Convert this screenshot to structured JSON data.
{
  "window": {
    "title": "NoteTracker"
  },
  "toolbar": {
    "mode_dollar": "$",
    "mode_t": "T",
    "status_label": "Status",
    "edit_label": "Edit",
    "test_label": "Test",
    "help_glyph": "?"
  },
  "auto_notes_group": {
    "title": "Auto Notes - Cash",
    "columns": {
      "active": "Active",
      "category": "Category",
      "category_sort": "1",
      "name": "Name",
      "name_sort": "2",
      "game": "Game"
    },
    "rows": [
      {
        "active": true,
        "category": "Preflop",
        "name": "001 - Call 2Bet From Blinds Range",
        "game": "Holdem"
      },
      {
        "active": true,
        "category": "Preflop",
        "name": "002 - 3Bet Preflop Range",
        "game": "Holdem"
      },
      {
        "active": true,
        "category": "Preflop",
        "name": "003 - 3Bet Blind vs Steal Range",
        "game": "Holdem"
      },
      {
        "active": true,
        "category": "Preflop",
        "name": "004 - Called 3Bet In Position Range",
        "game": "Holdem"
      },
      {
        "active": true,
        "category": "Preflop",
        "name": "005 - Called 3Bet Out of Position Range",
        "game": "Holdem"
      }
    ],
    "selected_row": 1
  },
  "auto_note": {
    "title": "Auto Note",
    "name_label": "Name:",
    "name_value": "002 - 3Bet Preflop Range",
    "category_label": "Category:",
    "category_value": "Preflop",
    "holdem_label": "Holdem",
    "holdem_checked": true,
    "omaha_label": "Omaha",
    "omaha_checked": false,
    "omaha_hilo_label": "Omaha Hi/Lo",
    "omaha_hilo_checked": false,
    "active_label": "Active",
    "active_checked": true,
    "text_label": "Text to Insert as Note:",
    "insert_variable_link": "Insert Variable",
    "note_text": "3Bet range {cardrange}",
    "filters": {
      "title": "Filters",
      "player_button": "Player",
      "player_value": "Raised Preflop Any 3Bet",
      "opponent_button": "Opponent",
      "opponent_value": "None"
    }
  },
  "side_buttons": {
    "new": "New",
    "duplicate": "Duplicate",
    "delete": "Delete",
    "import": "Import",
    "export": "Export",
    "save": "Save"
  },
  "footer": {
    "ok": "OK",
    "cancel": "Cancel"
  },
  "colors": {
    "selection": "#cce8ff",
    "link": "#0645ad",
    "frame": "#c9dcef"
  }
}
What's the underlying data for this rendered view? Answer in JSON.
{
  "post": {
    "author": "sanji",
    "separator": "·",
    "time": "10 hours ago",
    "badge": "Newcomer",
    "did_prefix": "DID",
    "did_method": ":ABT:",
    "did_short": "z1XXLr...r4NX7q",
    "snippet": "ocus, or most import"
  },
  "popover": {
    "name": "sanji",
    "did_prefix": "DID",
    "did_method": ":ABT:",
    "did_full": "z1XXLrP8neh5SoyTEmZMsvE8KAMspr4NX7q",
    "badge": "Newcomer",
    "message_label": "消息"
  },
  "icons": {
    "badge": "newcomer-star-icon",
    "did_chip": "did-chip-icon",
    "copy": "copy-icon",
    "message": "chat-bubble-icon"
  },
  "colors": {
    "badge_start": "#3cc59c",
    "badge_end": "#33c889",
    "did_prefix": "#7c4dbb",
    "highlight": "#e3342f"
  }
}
----------
_Work to complete_
All lines above with "JSON" in them should be returned.

_Task result_
Convert this screenshot to structured JSON data.
What's the underlying data for this rendered view? Answer in JSON.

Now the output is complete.